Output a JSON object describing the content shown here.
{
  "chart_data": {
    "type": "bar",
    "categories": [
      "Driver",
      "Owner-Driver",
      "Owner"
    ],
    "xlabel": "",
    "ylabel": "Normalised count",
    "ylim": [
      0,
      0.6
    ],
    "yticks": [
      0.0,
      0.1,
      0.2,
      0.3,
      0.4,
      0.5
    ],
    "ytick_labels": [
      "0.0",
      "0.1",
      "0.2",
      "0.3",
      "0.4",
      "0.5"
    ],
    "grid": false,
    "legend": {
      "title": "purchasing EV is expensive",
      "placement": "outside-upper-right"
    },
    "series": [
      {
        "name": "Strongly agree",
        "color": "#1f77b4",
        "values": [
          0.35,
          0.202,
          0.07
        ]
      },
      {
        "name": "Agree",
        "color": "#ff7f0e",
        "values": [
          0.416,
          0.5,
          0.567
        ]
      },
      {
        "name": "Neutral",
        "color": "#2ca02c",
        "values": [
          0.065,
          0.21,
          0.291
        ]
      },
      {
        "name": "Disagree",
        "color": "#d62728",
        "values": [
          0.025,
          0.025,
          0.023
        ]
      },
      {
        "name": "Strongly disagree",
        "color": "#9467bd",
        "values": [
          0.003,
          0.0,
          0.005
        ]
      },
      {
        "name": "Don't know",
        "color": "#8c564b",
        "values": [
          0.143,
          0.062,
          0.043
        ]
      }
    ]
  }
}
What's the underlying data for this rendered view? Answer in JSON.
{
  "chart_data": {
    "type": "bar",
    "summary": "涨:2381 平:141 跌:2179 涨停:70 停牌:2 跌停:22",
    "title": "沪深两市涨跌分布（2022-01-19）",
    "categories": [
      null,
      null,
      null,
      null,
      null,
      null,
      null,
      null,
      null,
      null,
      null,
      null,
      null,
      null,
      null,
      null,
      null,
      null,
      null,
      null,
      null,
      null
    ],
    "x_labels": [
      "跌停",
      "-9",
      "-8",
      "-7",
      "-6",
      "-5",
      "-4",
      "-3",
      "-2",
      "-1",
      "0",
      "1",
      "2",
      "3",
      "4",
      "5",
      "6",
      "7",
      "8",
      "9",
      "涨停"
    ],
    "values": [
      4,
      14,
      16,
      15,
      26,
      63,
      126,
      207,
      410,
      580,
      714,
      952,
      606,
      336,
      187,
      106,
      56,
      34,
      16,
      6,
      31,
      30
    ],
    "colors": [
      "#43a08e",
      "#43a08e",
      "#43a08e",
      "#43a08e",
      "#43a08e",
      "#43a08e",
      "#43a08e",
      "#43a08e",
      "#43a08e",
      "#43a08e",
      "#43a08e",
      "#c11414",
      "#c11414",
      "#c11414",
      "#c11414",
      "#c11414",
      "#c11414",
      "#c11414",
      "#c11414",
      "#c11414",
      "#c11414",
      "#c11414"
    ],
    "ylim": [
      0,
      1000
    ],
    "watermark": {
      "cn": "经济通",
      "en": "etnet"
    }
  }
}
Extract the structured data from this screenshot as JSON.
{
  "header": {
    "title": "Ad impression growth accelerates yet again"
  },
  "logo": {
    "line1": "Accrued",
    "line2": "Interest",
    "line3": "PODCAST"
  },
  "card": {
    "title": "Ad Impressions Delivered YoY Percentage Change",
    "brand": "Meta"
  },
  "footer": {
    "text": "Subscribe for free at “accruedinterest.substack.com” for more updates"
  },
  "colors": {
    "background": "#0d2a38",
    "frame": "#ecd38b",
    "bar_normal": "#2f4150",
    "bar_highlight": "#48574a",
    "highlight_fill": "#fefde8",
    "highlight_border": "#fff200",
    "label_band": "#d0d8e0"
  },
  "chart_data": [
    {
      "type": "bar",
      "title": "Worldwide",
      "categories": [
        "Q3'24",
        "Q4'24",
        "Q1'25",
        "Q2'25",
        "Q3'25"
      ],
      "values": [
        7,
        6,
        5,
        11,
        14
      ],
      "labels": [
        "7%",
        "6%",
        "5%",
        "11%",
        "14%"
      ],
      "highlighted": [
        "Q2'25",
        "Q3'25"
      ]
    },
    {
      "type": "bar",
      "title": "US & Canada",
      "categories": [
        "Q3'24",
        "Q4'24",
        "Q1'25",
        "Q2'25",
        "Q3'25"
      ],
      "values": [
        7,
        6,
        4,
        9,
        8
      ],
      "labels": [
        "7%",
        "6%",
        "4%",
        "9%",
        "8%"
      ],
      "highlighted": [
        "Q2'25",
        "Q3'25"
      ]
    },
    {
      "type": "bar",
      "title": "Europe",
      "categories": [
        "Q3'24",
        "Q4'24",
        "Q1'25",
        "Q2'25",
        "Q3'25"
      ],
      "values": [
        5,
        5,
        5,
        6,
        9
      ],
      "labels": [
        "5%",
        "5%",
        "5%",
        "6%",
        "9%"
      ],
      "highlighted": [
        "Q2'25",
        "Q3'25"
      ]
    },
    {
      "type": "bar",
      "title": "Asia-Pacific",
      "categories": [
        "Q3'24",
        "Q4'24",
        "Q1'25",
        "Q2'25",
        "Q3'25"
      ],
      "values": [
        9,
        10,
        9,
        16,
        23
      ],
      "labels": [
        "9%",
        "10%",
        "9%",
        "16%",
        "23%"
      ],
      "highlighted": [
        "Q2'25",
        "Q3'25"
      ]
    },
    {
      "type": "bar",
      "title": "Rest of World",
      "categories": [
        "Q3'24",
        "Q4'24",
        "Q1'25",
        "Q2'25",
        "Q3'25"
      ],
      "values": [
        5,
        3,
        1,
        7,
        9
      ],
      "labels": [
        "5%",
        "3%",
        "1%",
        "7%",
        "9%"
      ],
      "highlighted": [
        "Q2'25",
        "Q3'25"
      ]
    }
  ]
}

= = =

# Exercise
Reproduce the complete data exactly as presented above.

# Solution to this task
Output a JSON object describing the content shown here.
{
  "chart_data": {
    "type": "bar",
    "categories": [
      "Driver",
      "Owner-Driver",
      "Owner"
    ],
    "xlabel": "",
    "ylabel": "Normalised count",
    "ylim": [
      0,
      0.6
    ],
    "yticks": [
      0.0,
      0.1,
      0.2,
      0.3,
      0.4,
      0.5
    ],
    "ytick_labels": [
      "0.0",
      "0.1",
      "0.2",
      "0.3",
      "0.4",
      "0.5"
    ],
    "grid": false,
    "legend": {
      "title": "purchasing EV is expensive",
      "placement": "outside-upper-right"
    },
    "series": [
      {
        "name": "Strongly agree",
        "color": "#1f77b4",
        "values": [
          0.35,
          0.202,
          0.07
        ]
      },
      {
        "name": "Agree",
        "color": "#ff7f0e",
        "values": [
          0.416,
          0.5,
          0.567
        ]
      },
      {
        "name": "Neutral",
        "color": "#2ca02c",
        "values": [
          0.065,
          0.21,
          0.291
        ]
      },
      {
        "name": "Disagree",
        "color": "#d62728",
        "values": [
          0.025,
          0.025,
          0.023
        ]
      },
      {
        "name": "Strongly disagree",
        "color": "#9467bd",
        "values": [
          0.003,
          0.0,
          0.005
        ]
      },
      {
        "name": "Don't know",
        "color": "#8c564b",
        "values": [
          0.143,
          0.062,
          0.043
        ]
      }
    ]
  }
}
What's the underlying data for this rendered view? Answer in JSON.
{
  "chart_data": {
    "type": "bar",
    "summary": "涨:2381 平:141 跌:2179 涨停:70 停牌:2 跌停:22",
    "title": "沪深两市涨跌分布（2022-01-19）",
    "categories": [
      null,
      null,
      null,
      null,
      null,
      null,
      null,
      null,
      null,
      null,
      null,
      null,
      null,
      null,
      null,
      null,
      null,
      null,
      null,
      null,
      null,
      null
    ],
    "x_labels": [
      "跌停",
      "-9",
      "-8",
      "-7",
      "-6",
      "-5",
      "-4",
      "-3",
      "-2",
      "-1",
      "0",
      "1",
      "2",
      "3",
      "4",
      "5",
      "6",
      "7",
      "8",
      "9",
      "涨停"
    ],
    "values": [
      4,
      14,
      16,
      15,
      26,
      63,
      126,
      207,
      410,
      580,
      714,
      952,
      606,
      336,
      187,
      106,
      56,
      34,
      16,
      6,
      31,
      30
    ],
    "colors": [
      "#43a08e",
      "#43a08e",
      "#43a08e",
      "#43a08e",
      "#43a08e",
      "#43a08e",
      "#43a08e",
      "#43a08e",
      "#43a08e",
      "#43a08e",
      "#43a08e",
      "#c11414",
      "#c11414",
      "#c11414",
      "#c11414",
      "#c11414",
      "#c11414",
      "#c11414",
      "#c11414",
      "#c11414",
      "#c11414",
      "#c11414"
    ],
    "ylim": [
      0,
      1000
    ],
    "watermark": {
      "cn": "经济通",
      "en": "etnet"
    }
  }
}
Extract the structured data from this screenshot as JSON.
{
  "header": {
    "title": "Ad impression growth accelerates yet again"
  },
  "logo": {
    "line1": "Accrued",
    "line2": "Interest",
    "line3": "PODCAST"
  },
  "card": {
    "title": "Ad Impressions Delivered YoY Percentage Change",
    "brand": "Meta"
  },
  "footer": {
    "text": "Subscribe for free at “accruedinterest.substack.com” for more updates"
  },
  "colors": {
    "background": "#0d2a38",
    "frame": "#ecd38b",
    "bar_normal": "#2f4150",
    "bar_highlight": "#48574a",
    "highlight_fill": "#fefde8",
    "highlight_border": "#fff200",
    "label_band": "#d0d8e0"
  },
  "chart_data": [
    {
      "type": "bar",
      "title": "Worldwide",
      "categories": [
        "Q3'24",
        "Q4'24",
        "Q1'25",
        "Q2'25",
        "Q3'25"
      ],
      "values": [
        7,
        6,
        5,
        11,
        14
      ],
      "labels": [
        "7%",
        "6%",
        "5%",
        "11%",
        "14%"
      ],
      "highlighted": [
        "Q2'25",
        "Q3'25"
      ]
    },
    {
      "type": "bar",
      "title": "US & Canada",
      "categories": [
        "Q3'24",
        "Q4'24",
        "Q1'25",
        "Q2'25",
        "Q3'25"
      ],
      "values": [
        7,
        6,
        4,
        9,
        8
      ],
      "labels": [
        "7%",
        "6%",
        "4%",
        "9%",
        "8%"
      ],
      "highlighted": [
        "Q2'25",
        "Q3'25"
      ]
    },
    {
      "type": "bar",
      "title": "Europe",
      "categories": [
        "Q3'24",
        "Q4'24",
        "Q1'25",
        "Q2'25",
        "Q3'25"
      ],
      "values": [
        5,
        5,
        5,
        6,
        9
      ],
      "labels": [
        "5%",
        "5%",
        "5%",
        "6%",
        "9%"
      ],
      "highlighted": [
        "Q2'25",
        "Q3'25"
      ]
    },
    {
      "type": "bar",
      "title": "Asia-Pacific",
      "categories": [
        "Q3'24",
        "Q4'24",
        "Q1'25",
        "Q2'25",
        "Q3'25"
      ],
      "values": [
        9,
        10,
        9,
        16,
        23
      ],
      "labels": [
        "9%",
        "10%",
        "9%",
        "16%",
        "23%"
      ],
      "highlighted": [
        "Q2'25",
        "Q3'25"
      ]
    },
    {
      "type": "bar",
      "title": "Rest of World",
      "categories": [
        "Q3'24",
        "Q4'24",
        "Q1'25",
        "Q2'25",
        "Q3'25"
      ],
      "values": [
        5,
        3,
        1,
        7,
        9
      ],
      "labels": [
        "5%",
        "3%",
        "1%",
        "7%",
        "9%"
      ],
      "highlighted": [
        "Q2'25",
        "Q3'25"
      ]
    }
  ]
}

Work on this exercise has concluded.